# Collected data
----

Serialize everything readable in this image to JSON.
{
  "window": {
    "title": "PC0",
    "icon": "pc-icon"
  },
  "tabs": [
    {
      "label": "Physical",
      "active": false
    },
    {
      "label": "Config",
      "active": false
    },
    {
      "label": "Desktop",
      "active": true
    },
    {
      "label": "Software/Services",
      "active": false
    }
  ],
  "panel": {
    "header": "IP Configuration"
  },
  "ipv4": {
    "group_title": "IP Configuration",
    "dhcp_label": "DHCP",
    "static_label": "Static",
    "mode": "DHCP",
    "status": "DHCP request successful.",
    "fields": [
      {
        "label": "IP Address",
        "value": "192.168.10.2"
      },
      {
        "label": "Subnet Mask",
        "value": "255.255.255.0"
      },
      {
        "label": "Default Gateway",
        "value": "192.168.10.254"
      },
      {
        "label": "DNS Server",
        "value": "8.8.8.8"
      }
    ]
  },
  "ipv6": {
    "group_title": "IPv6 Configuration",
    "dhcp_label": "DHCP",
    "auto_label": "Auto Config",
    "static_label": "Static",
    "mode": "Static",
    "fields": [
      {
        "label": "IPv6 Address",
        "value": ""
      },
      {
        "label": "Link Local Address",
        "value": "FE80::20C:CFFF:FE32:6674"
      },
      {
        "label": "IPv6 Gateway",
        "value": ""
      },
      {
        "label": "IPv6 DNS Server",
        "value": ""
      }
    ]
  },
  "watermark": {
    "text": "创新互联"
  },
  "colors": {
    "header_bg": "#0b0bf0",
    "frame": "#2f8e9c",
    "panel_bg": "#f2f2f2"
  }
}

----

# TASK BRIEF
Pull out each line of the records holding the string "DHCP".

# RESULT OF THIS TASK
    "dhcp_label": "DHCP",
    "mode": "DHCP",
    "status": "DHCP request successful.",
    "dhcp_label": "DHCP",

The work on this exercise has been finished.